--- EXTRACTED TEXT ---

Monday, October 10, 2011

Postcard from Norfolk – Amusements


My friends have car pets. A stuffed toy pig and a stuffed toy donkey. When they give me a lift anywhere it normally takes me between thirty and fifty seconds to annoy them by simulating intercourse between the two and speculating about the resulting pigley or donig.

They have decided that I need some car pets too, as the assorted coffee cups, old newspapers and magazines and paperbacks that adorn any of the flat surfaces of my car are not, they think, conducive to soothing travel. I point out to them that I am a bloke and that a glove compartment full of wine gums is of much gather importance to me than a soft toy, but grudgingly admit that in a snoozing emergency, a car pet can play the part of a piggy pillow.

So it's off into Hunstanton to win some car pets which is, I soon discover, nothing but a very thin excuse to visit the amusement arcade on the seafront. Mo properly, the amusements are on the stub, which I believe is the correct technical term for the area where the pier joined the esplanade, until salt corrosion and a particularly stormy night turned Hunstanton's premier attraction into a scrap metal bonanza.

---

TASKS FOR THIS EXERCISE:
(a) Answer these questions about the Norfolk postcard:
(i) What two stuffed toys serve as the friends' car pets?
(ii) What does the writer want the glove compartment to be full of?
(iii) According to the postcard, what turned Hunstanton's pier into scrap metal?
(b) Can you extract the passage of the Norfolk postcard from "My friends have" up to and including "pigley or donig.", copied word for word?

--- DATA SHOWN ---

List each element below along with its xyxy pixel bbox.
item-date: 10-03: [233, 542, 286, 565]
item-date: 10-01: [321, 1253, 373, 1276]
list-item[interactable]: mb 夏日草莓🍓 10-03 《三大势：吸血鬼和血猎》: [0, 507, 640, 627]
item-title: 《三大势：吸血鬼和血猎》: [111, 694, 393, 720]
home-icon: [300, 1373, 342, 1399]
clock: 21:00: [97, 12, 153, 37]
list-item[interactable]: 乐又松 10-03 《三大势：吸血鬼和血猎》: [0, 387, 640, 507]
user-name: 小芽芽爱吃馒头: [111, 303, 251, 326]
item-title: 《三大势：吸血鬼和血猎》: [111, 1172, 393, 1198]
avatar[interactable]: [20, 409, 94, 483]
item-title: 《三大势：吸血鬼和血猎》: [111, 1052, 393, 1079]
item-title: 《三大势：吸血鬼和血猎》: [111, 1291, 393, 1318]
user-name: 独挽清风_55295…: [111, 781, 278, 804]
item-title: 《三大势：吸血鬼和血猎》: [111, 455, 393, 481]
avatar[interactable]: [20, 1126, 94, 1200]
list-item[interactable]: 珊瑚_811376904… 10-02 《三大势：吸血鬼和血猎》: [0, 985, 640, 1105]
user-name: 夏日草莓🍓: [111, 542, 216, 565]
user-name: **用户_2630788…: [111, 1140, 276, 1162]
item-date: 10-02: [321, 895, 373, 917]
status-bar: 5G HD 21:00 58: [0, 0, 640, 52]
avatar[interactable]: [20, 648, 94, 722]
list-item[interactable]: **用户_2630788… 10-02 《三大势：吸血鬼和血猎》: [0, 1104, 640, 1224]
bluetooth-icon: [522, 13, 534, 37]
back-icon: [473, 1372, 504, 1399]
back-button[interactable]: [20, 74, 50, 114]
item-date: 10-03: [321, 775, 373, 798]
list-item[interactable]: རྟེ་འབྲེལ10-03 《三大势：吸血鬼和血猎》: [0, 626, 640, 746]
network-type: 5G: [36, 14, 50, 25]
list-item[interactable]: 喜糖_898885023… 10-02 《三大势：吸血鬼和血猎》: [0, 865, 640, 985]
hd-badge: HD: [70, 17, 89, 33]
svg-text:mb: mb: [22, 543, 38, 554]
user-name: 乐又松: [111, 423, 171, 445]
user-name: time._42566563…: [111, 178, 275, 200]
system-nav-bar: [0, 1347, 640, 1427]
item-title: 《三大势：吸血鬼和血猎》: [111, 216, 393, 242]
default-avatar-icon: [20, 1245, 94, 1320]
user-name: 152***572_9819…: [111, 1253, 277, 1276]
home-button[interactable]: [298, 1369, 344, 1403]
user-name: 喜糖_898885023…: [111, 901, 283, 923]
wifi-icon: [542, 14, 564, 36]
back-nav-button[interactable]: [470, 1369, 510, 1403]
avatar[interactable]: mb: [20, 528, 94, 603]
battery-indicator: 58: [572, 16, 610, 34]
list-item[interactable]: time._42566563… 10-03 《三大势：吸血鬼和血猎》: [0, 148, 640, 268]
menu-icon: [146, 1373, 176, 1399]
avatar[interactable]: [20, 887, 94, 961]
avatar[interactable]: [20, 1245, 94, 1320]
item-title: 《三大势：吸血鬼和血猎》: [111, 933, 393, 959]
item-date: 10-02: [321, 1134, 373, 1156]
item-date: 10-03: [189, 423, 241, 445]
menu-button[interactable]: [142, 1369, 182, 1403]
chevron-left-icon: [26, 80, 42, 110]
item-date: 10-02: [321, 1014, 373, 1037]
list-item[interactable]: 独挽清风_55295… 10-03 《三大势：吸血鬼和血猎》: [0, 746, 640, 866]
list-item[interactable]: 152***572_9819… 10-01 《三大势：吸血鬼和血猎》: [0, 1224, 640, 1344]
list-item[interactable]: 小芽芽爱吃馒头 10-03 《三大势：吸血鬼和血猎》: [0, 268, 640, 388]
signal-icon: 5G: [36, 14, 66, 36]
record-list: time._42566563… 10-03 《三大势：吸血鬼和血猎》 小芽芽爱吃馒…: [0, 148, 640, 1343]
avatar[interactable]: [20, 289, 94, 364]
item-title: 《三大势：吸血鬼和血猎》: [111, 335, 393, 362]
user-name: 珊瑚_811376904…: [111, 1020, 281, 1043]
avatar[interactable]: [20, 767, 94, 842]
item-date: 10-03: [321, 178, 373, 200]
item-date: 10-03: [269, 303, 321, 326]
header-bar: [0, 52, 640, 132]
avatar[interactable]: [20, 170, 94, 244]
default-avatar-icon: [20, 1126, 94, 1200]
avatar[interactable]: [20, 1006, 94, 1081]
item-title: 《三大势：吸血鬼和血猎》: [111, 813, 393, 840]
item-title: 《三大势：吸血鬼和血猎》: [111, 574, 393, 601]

---

EXERCISE RESULTS:
(a)
(i) A stuffed toy pig and a stuffed toy donkey.
(ii) Wine gums.
(iii) Salt corrosion and a particularly stormy night.

(b)
My friends have car pets. A stuffed toy pig and a stuffed toy donkey. When they give me a lift anywhere it normally takes me between thirty and fifty seconds to annoy them by simulating intercourse between the two and speculating about the resulting pigley or donig.